1957 Mord in Münster, Maria Rohrbach lebenslang zu Zuchthaus verurteilt und nach 4 Jahren wieder freigesprochen, 2005

Mehrteiler Justizirrtum Teil 4/4, Ein Film von Manfred Uhlig, ARD  24.01.2005 21:45

1957 Mord in Münster
In Münster wird die zerstückelte Leiche eines Mannes gefunden – nur der Kopf fehlt. Schnell gerät seine Frau ins Visier der Ermittler. Nach einem Indizienprozess wird sie zu lebenslanger Haft verurteilt, ihr Lebenswandel scheint dabei eine große Rolle gespielt zu haben. Zu Unrecht, wie sich später herausstellt…

Im Frühjahr 1957 wird im beschaulichen Münster an verschiedenen Stellen des Aasees die in Stücke geschnittene Leiche eines Mannes gefunden. Der Kopf fehlt. Es ist der Anstreicher Hermann Rohrbach.

__________________________________________________

- **Aufgabe**
Schreib den Text über den Mordfall von 1957 in Münster weiter und setz direkt nach seinem letzten Satz an.

__________________________________________________

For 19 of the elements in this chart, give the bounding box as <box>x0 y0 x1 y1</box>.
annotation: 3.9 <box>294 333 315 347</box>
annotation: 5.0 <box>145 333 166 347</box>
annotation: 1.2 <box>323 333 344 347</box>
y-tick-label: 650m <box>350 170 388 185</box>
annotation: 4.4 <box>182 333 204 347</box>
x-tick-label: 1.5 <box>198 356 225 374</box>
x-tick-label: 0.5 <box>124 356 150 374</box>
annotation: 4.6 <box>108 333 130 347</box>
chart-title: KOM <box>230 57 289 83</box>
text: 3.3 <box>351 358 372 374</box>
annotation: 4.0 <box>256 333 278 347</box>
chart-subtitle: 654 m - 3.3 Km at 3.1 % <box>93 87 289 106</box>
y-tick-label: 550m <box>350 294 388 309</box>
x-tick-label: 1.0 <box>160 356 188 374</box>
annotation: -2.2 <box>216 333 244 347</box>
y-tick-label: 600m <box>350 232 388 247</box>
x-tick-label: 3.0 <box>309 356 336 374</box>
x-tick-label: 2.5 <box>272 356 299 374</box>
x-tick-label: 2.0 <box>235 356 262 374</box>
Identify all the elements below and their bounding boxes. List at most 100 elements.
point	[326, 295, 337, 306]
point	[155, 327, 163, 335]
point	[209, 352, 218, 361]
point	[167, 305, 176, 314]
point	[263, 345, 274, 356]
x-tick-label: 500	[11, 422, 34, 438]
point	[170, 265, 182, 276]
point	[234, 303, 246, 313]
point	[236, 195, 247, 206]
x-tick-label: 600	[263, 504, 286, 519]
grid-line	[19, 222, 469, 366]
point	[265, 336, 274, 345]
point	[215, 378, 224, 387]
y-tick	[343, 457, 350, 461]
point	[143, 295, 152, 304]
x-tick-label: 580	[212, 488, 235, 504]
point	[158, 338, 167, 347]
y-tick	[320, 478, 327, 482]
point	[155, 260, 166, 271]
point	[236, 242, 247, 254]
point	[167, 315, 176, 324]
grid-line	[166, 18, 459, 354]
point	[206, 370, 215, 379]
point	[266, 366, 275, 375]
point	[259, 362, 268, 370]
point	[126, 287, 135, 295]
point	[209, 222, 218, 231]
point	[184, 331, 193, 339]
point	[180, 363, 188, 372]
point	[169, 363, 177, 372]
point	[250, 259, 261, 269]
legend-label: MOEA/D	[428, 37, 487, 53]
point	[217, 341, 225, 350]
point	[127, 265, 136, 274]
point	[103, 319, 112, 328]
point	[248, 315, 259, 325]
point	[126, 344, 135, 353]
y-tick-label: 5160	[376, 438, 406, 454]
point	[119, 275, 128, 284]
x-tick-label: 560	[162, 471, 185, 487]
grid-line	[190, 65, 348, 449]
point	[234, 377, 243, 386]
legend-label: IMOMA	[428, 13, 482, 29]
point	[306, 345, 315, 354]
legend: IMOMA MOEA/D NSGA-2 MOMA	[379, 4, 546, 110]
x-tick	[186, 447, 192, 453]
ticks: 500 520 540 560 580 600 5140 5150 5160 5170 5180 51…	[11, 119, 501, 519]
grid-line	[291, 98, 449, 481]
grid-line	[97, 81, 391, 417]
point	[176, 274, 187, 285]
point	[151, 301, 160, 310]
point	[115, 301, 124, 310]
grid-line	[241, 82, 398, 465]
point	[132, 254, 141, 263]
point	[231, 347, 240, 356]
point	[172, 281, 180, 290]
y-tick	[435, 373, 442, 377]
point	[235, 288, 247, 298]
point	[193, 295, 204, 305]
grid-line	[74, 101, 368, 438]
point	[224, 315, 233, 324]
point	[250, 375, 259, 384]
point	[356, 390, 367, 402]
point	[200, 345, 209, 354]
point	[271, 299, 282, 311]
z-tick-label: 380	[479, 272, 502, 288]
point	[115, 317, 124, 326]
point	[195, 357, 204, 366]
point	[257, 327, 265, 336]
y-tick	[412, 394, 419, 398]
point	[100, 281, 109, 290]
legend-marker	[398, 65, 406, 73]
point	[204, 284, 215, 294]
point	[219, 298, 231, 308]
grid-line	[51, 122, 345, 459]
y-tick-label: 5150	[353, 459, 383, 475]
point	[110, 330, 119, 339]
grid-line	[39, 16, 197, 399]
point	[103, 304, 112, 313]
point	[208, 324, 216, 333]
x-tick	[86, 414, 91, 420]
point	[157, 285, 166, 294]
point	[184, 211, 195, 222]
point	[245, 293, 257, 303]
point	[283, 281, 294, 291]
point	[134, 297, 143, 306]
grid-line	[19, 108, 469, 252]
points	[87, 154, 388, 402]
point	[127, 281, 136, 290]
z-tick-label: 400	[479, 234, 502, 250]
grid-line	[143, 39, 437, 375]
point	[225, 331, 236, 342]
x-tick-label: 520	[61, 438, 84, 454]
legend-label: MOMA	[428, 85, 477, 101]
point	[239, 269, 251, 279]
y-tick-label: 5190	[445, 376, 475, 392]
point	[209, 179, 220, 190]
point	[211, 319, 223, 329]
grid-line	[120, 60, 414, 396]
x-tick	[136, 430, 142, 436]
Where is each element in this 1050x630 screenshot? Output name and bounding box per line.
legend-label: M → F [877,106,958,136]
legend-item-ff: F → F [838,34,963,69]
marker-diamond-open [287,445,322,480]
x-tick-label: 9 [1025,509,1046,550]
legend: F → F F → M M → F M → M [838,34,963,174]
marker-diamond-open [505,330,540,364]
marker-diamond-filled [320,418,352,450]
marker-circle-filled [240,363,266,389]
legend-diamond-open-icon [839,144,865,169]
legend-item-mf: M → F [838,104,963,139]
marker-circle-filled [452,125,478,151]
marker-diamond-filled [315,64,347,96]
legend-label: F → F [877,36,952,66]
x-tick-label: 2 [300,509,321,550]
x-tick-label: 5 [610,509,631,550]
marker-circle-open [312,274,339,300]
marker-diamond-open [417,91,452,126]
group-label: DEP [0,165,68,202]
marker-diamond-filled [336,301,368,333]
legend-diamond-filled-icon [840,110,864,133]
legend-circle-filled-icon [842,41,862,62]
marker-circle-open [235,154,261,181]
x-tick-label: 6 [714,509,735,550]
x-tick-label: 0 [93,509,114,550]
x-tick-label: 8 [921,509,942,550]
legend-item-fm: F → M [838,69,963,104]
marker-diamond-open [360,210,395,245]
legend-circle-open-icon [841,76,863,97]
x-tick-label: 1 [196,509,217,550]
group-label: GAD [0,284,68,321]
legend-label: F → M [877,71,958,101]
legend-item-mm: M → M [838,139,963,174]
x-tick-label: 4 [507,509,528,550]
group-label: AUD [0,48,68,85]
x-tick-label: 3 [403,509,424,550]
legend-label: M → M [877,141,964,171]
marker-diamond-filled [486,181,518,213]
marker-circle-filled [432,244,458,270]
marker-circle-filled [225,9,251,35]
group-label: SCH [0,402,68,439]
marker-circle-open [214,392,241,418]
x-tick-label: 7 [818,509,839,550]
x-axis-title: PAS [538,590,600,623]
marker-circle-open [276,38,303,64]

__________________________________________________

- **Antwort**
Die Ehefrau des Toten, Maria, gerät sofort ins Visier von Polizei und Justiz und wird im April 1958 wegen Mordes zu Zuchthaus verurteilt: lebenslänglich!

Es ist ein Indizienprozess, in welchem der angeblich im Küchenherd verbrannte Kopf eine entscheidende Rolle spielt – und der Lebenswandel des „Besatzerliebchens“.

Doch eben dieser Kopf wird ein Jahr später in einem Bombentrichter gefunden. Vier lange Jahre bereits sitzt Maria Rohrbach hinter Gittern, dann gelingt dem Verteidiger die Wiederaufnahme des Verfahrens. 1961 wird sie schließlich freigesprochen. Gutachter und Sachverständige hatten auf skandalöse Weise versagt.

Der Mordfall erschütterte die deutsche Nachkriegsjustiz und führte zu Änderungen im Strafrecht und zur Neuregelung der Haftentschädigung.